# START OF Dataset records
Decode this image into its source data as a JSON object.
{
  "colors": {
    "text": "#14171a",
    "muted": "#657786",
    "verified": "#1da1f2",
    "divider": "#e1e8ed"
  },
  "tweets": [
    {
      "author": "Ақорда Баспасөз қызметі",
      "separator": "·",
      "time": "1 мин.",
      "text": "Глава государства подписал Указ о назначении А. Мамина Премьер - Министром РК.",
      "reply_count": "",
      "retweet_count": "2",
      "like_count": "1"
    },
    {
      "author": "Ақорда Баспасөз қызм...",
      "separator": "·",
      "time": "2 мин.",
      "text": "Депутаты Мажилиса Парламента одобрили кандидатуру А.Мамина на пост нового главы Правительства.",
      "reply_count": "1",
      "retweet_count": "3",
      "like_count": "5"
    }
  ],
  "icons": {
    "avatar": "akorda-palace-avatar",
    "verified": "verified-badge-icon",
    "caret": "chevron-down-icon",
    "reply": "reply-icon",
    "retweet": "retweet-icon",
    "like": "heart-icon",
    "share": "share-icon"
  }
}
# END OF Dataset records
Produce an exact copy of all the records.

Response to the exercise -
Decode this image into its source data as a JSON object.
{
  "colors": {
    "text": "#14171a",
    "muted": "#657786",
    "verified": "#1da1f2",
    "divider": "#e1e8ed"
  },
  "tweets": [
    {
      "author": "Ақорда Баспасөз қызметі",
      "separator": "·",
      "time": "1 мин.",
      "text": "Глава государства подписал Указ о назначении А. Мамина Премьер - Министром РК.",
      "reply_count": "",
      "retweet_count": "2",
      "like_count": "1"
    },
    {
      "author": "Ақорда Баспасөз қызм...",
      "separator": "·",
      "time": "2 мин.",
      "text": "Депутаты Мажилиса Парламента одобрили кандидатуру А.Мамина на пост нового главы Правительства.",
      "reply_count": "1",
      "retweet_count": "3",
      "like_count": "5"
    }
  ],
  "icons": {
    "avatar": "akorda-palace-avatar",
    "verified": "verified-badge-icon",
    "caret": "chevron-down-icon",
    "reply": "reply-icon",
    "retweet": "retweet-icon",
    "like": "heart-icon",
    "share": "share-icon"
  }
}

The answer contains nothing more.